> Exercise
Filter the entries, keeping every line with the word "back".

Stored records
-=-=-

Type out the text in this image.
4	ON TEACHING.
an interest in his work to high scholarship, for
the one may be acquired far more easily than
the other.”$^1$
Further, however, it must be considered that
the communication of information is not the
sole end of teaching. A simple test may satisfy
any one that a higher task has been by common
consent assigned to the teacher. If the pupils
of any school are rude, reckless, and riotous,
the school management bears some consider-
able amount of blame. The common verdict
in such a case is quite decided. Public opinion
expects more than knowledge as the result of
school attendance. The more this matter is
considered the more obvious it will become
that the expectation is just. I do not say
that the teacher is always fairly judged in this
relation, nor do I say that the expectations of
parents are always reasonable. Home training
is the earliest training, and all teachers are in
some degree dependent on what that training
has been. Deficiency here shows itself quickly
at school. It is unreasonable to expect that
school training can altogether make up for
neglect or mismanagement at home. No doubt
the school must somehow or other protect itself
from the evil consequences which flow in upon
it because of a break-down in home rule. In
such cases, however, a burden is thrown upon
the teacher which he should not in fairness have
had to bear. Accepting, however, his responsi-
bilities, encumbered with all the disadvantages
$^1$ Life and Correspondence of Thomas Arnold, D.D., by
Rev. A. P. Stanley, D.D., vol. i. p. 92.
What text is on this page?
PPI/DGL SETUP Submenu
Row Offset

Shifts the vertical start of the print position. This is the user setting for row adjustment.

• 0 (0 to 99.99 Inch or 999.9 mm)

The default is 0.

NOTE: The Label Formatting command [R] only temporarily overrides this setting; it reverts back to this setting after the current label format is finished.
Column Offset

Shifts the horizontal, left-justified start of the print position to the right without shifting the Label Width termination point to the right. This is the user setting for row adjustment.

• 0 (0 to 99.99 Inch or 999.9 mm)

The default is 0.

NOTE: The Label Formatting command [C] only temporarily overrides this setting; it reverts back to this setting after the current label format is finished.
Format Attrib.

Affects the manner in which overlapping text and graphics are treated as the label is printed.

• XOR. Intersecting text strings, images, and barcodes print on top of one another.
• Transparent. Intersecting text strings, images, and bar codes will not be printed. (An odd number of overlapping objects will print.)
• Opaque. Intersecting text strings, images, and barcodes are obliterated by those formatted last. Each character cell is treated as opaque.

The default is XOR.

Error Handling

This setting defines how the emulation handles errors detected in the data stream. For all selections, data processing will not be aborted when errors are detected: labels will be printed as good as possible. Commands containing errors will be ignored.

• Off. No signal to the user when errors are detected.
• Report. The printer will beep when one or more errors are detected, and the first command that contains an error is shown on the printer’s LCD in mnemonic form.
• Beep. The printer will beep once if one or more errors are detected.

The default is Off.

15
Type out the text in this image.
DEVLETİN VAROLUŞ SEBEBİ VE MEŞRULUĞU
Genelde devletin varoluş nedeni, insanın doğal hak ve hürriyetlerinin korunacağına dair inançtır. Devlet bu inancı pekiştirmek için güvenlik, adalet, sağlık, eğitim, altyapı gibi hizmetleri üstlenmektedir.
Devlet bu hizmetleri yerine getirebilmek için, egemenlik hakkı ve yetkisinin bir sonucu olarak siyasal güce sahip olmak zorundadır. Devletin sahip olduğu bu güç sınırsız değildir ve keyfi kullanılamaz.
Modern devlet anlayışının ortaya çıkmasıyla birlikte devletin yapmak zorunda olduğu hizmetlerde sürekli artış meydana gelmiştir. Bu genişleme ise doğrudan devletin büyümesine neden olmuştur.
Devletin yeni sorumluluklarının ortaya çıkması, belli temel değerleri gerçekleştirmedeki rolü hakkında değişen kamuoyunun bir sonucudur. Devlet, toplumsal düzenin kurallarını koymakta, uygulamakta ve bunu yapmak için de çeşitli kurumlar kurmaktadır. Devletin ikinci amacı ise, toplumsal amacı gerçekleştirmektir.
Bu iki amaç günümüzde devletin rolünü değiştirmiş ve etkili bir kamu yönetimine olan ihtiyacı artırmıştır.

-=-=-

> The completed task
NOTE: The Label Formatting command [R] only temporarily overrides this setting; it reverts back to this setting after the current label format is finished.
NOTE: The Label Formatting command [C] only temporarily overrides this setting; it reverts back to this setting after the current label format is finished.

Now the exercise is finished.